'''

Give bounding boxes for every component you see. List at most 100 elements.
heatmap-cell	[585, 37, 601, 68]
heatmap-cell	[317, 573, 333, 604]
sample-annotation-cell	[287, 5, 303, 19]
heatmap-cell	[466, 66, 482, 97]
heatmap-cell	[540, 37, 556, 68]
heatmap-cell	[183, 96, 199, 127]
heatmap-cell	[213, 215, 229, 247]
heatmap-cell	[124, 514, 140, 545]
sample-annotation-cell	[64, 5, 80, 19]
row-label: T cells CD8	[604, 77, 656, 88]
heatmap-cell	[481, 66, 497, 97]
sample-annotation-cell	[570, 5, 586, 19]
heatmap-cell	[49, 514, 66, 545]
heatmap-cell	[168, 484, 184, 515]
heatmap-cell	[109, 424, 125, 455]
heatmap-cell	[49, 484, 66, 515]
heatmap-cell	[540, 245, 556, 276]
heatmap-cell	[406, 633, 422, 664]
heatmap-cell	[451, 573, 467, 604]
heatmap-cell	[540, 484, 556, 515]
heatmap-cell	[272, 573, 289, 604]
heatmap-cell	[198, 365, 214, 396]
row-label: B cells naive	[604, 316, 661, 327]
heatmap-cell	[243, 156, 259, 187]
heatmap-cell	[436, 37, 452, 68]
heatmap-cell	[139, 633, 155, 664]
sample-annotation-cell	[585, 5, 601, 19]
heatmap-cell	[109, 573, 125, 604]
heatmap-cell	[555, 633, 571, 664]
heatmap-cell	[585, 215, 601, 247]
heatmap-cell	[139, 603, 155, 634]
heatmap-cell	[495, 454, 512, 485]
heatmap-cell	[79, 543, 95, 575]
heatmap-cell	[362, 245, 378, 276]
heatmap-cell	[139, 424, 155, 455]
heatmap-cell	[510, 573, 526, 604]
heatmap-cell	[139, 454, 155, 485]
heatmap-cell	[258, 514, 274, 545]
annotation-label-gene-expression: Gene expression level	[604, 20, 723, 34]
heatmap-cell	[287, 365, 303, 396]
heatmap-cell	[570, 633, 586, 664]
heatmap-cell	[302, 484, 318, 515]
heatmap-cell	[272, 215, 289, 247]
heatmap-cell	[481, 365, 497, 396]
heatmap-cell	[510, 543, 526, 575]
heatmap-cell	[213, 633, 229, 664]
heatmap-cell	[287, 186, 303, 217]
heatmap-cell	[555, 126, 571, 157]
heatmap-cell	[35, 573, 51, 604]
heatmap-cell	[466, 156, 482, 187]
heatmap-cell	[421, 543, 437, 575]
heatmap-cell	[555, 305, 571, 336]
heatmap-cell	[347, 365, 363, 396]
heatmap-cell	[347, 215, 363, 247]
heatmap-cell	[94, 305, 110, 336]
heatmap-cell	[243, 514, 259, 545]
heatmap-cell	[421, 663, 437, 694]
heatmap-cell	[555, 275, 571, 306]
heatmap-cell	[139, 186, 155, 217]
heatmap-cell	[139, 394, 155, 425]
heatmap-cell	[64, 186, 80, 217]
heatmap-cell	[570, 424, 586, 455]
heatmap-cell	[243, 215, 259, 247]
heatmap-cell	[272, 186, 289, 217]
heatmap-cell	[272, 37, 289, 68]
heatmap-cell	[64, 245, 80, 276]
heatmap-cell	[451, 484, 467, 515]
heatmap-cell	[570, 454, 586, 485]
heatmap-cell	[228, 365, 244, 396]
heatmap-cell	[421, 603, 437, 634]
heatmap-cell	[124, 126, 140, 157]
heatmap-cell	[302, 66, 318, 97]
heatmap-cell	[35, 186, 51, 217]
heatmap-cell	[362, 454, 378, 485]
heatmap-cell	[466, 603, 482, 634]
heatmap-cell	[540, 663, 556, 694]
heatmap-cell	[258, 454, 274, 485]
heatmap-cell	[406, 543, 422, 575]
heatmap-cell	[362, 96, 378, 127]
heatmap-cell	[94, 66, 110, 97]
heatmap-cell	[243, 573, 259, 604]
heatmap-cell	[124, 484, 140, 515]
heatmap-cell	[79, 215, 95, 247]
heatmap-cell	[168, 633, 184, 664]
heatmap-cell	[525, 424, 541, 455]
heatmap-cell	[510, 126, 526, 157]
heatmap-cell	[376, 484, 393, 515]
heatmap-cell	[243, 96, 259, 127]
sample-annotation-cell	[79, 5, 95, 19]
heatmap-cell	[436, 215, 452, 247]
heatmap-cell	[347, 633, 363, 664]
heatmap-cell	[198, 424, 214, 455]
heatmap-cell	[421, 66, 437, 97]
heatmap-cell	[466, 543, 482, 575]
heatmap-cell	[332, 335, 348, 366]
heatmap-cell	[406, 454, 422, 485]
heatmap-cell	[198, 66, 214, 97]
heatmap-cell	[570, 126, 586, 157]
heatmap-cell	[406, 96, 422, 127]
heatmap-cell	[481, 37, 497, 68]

'''

§ Exercise description
Determine how many lines in the listing above hold the word "sample", and reply with that number only.

§ Output for this exercise
5